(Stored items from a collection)
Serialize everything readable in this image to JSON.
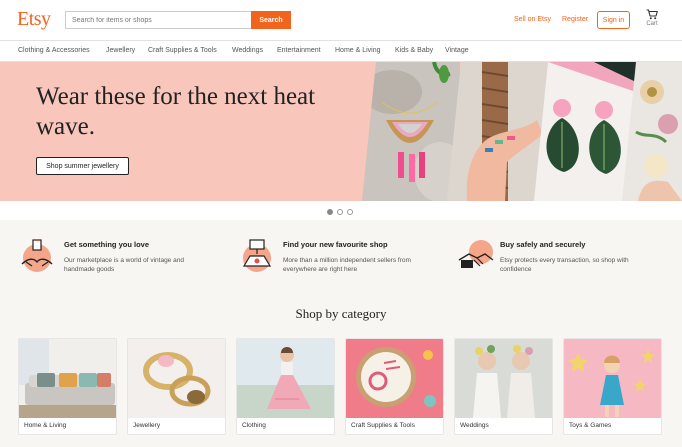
{
  "header": {
    "logo": "Etsy",
    "search_placeholder": "Search for items or shops",
    "search_button": "Search",
    "sell_link": "Sell on Etsy",
    "register_link": "Register",
    "signin_button": "Sign in",
    "cart_label": "Cart"
  },
  "nav": {
    "items": [
      "Clothing & Accessories",
      "Jewellery",
      "Craft Supplies & Tools",
      "Weddings",
      "Entertainment",
      "Home & Living",
      "Kids & Baby",
      "Vintage"
    ]
  },
  "hero": {
    "title": "Wear these for the next heat wave.",
    "cta": "Shop summer jewellery",
    "background_color": "#f8c6bb",
    "carousel_active_index": 0,
    "carousel_count": 3
  },
  "props": [
    {
      "title": "Get something you love",
      "text": "Our marketplace is a world of vintage and handmade goods",
      "icon": "gift-hands-icon"
    },
    {
      "title": "Find your new favourite shop",
      "text": "More than a million independent sellers from everywhere are right here",
      "icon": "shop-sign-icon"
    },
    {
      "title": "Buy safely and securely",
      "text": "Etsy protects every transaction, so shop with confidence",
      "icon": "handshake-icon"
    }
  ],
  "categories": {
    "heading": "Shop by category",
    "items": [
      {
        "label": "Home & Living"
      },
      {
        "label": "Jewellery"
      },
      {
        "label": "Clothing"
      },
      {
        "label": "Craft Supplies & Tools"
      },
      {
        "label": "Weddings"
      },
      {
        "label": "Toys & Games"
      }
    ]
  },
  "colors": {
    "brand": "#f1641e",
    "page_bg": "#f7f6f3"
  }
}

WHAT YOU NEED TO DO ::
In the listing above, how many lines hold the word "Craft"? Give the number and nothing more.

RESPONSE ::
2